▶ **What you will do**:
Copy all of the material below exactly.

* Begin Data entries *

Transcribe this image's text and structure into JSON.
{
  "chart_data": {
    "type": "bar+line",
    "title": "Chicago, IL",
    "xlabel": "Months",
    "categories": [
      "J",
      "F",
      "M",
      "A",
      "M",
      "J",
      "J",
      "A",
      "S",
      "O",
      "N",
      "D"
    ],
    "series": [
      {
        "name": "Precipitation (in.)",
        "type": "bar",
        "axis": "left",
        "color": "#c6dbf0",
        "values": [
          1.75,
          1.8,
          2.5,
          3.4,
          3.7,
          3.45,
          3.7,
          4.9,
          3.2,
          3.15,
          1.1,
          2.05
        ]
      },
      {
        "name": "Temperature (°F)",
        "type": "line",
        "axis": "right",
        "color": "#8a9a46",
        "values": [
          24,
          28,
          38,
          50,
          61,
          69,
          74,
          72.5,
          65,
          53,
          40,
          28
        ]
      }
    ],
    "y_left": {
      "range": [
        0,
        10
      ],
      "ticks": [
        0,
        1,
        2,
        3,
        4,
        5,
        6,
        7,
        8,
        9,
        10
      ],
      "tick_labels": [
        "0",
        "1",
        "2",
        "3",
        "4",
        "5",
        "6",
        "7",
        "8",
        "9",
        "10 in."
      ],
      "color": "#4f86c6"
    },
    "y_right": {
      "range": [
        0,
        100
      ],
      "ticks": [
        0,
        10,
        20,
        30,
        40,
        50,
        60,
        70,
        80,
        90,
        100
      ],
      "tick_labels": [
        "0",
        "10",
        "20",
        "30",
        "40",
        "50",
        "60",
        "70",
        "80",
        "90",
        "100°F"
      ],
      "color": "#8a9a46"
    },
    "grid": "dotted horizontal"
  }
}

* End Data entries *

▶ **Answer to the problem**:
Transcribe this image's text and structure into JSON.
{
  "chart_data": {
    "type": "bar+line",
    "title": "Chicago, IL",
    "xlabel": "Months",
    "categories": [
      "J",
      "F",
      "M",
      "A",
      "M",
      "J",
      "J",
      "A",
      "S",
      "O",
      "N",
      "D"
    ],
    "series": [
      {
        "name": "Precipitation (in.)",
        "type": "bar",
        "axis": "left",
        "color": "#c6dbf0",
        "values": [
          1.75,
          1.8,
          2.5,
          3.4,
          3.7,
          3.45,
          3.7,
          4.9,
          3.2,
          3.15,
          1.1,
          2.05
        ]
      },
      {
        "name": "Temperature (°F)",
        "type": "line",
        "axis": "right",
        "color": "#8a9a46",
        "values": [
          24,
          28,
          38,
          50,
          61,
          69,
          74,
          72.5,
          65,
          53,
          40,
          28
        ]
      }
    ],
    "y_left": {
      "range": [
        0,
        10
      ],
      "ticks": [
        0,
        1,
        2,
        3,
        4,
        5,
        6,
        7,
        8,
        9,
        10
      ],
      "tick_labels": [
        "0",
        "1",
        "2",
        "3",
        "4",
        "5",
        "6",
        "7",
        "8",
        "9",
        "10 in."
      ],
      "color": "#4f86c6"
    },
    "y_right": {
      "range": [
        0,
        100
      ],
      "ticks": [
        0,
        10,
        20,
        30,
        40,
        50,
        60,
        70,
        80,
        90,
        100
      ],
      "tick_labels": [
        "0",
        "10",
        "20",
        "30",
        "40",
        "50",
        "60",
        "70",
        "80",
        "90",
        "100°F"
      ],
      "color": "#8a9a46"
    },
    "grid": "dotted horizontal"
  }
}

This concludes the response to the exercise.